Estratto del testo:
-=-=-

Nell'ultima domenica prima delle elezioni di midterm prosegue la campagna degli oppositori di Barack Obama. Le manifestazioni si sono svolte in Virginia

Barack Obama, “campione di un governo federale intrusivo, spendaccione, che ha stracciato la Costituzione e che minaccia il futuro degli Stati Uniti”. Sbandierando questo tema, i repubblicani si sono scagliati contro Barack Obama nell’ultima domenica prima delle elezioni. Hanno organizzato rally, bussato alle porte degli elettori, organizzato campagne telefoniche. Il loro slogan è stato: “Riprendiamoci l’America”. E con ogni probabilità un pezzo d’America, la Camera degli Stati Uniti, se la riprenderanno.

-=-=-

Materiale raccolto:
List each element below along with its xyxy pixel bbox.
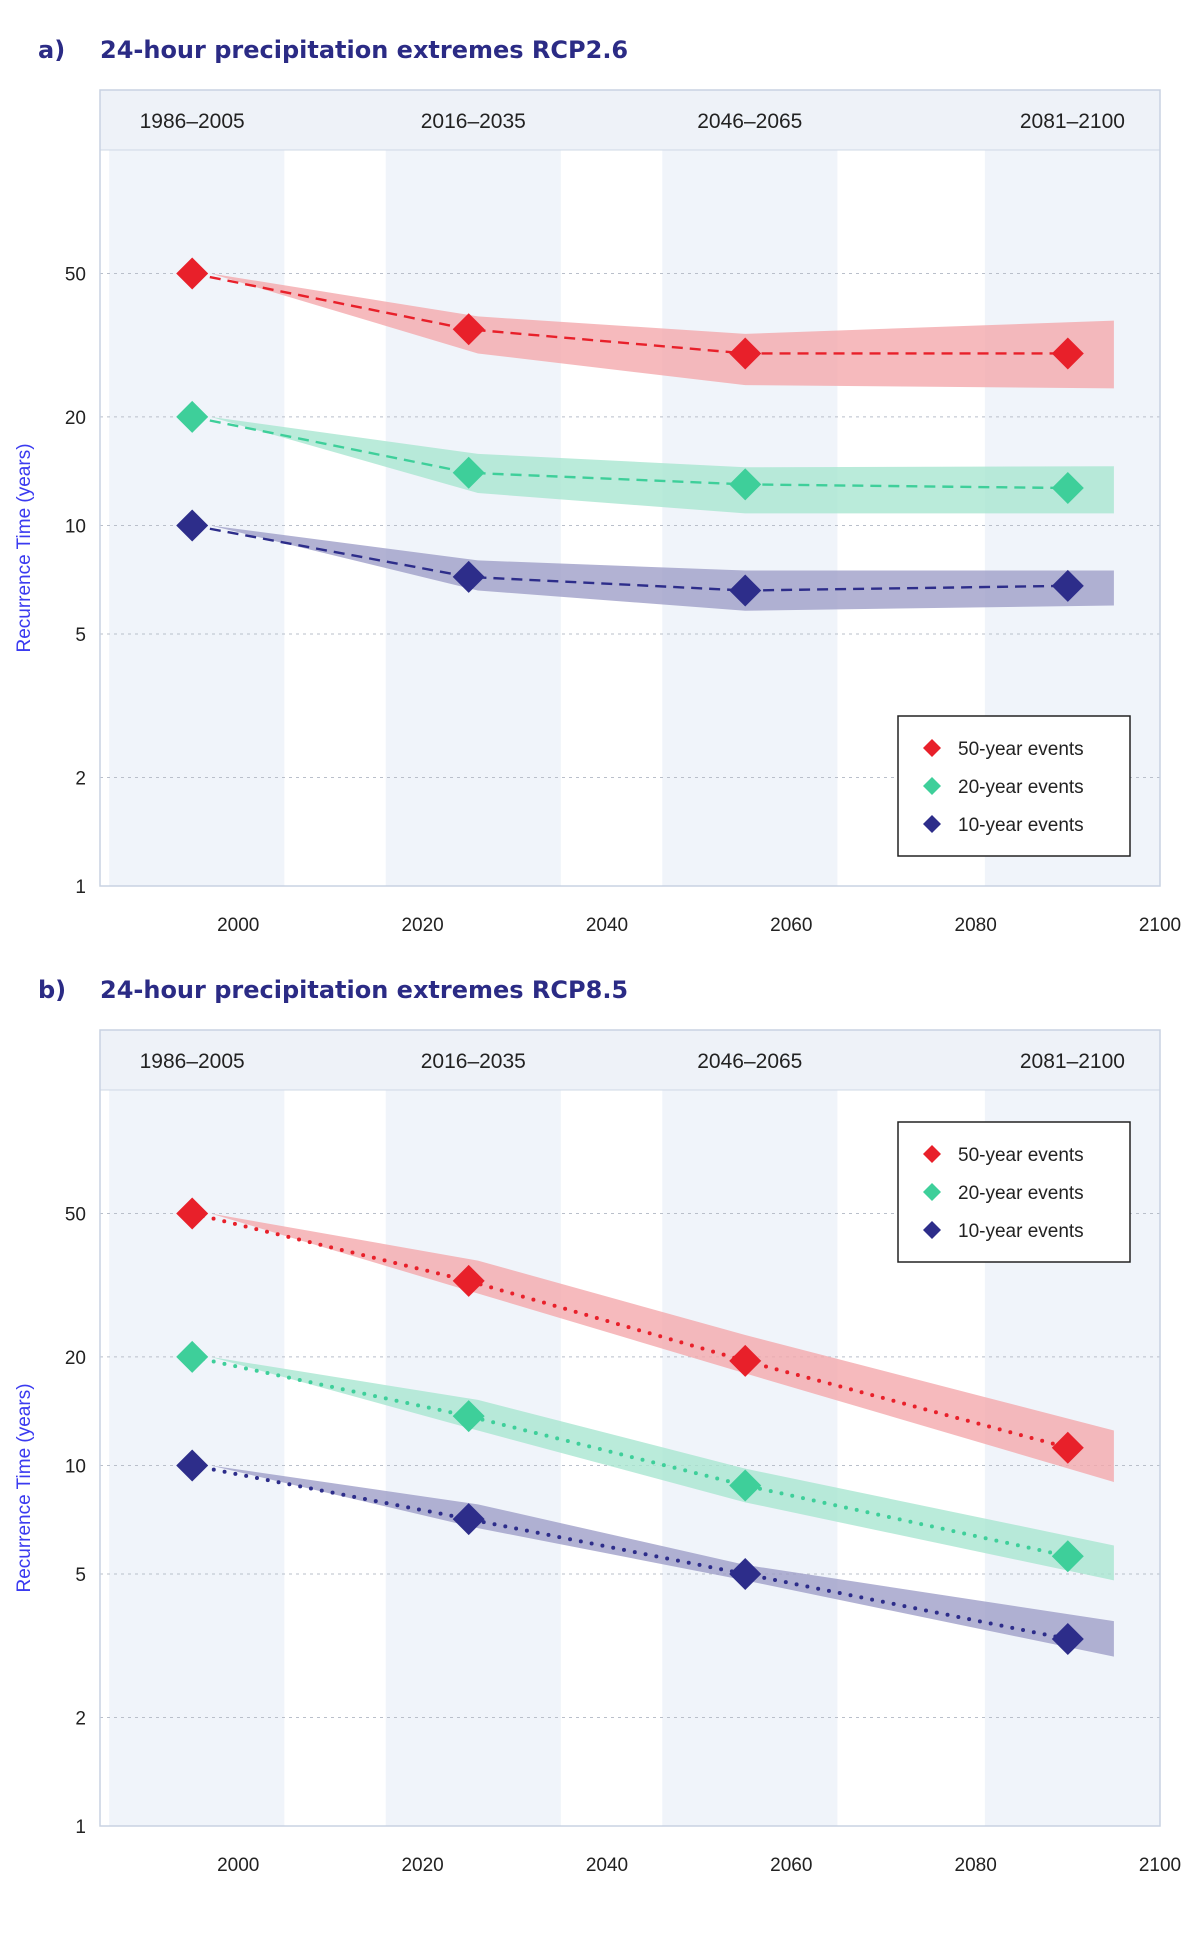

-=-=-

Consegna: Riporti senza modifiche il passo del testo sulla campagna repubblicana contro Obama da "Nell'ultima domenica prima" a "se la riprenderanno.".

Risposta:
Nell'ultima domenica prima delle elezioni di midterm prosegue la campagna degli oppositori di Barack Obama. Le manifestazioni si sono svolte in Virginia

Barack Obama, “campione di un governo federale intrusivo, spendaccione, che ha stracciato la Costituzione e che minaccia il futuro degli Stati Uniti”. Sbandierando questo tema, i repubblicani si sono scagliati contro Barack Obama nell’ultima domenica prima delle elezioni. Hanno organizzato rally, bussato alle porte degli elettori, organizzato campagne telefoniche. Il loro slogan è stato: “Riprendiamoci l’America”. E con ogni probabilità un pezzo d’America, la Camera degli Stati Uniti, se la riprenderanno.